Task prompt. Count how many lines contain the word "IMAP". Please give only the number.

Entries shown.
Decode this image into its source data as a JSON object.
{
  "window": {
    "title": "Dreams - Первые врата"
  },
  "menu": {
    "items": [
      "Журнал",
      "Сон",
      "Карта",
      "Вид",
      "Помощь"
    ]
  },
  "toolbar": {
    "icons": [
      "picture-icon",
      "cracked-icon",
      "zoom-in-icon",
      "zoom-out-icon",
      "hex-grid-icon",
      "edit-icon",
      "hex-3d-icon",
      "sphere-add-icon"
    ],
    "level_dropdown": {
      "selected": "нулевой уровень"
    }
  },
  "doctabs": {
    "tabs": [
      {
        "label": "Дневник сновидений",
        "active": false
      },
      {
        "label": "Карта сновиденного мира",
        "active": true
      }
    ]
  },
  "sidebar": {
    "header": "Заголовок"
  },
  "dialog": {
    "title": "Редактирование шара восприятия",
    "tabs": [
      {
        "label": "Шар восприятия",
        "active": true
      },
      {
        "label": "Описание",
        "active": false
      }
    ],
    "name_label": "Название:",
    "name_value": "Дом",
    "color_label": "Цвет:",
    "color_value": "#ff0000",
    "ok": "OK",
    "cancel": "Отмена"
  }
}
--
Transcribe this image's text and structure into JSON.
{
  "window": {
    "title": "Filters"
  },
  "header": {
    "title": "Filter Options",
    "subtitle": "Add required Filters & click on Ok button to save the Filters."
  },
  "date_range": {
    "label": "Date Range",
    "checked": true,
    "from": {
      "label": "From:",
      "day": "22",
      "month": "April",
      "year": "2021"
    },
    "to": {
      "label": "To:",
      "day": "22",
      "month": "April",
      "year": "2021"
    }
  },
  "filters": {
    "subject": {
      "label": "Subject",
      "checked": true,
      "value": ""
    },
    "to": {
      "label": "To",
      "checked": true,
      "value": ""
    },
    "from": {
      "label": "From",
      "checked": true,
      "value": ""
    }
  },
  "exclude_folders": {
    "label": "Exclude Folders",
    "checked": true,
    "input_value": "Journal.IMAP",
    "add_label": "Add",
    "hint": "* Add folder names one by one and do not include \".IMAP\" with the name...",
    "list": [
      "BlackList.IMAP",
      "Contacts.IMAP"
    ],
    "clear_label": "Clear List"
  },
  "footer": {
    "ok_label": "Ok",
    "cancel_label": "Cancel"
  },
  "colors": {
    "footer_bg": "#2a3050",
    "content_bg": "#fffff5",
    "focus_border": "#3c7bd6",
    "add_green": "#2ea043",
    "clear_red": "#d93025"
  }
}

Final result. 4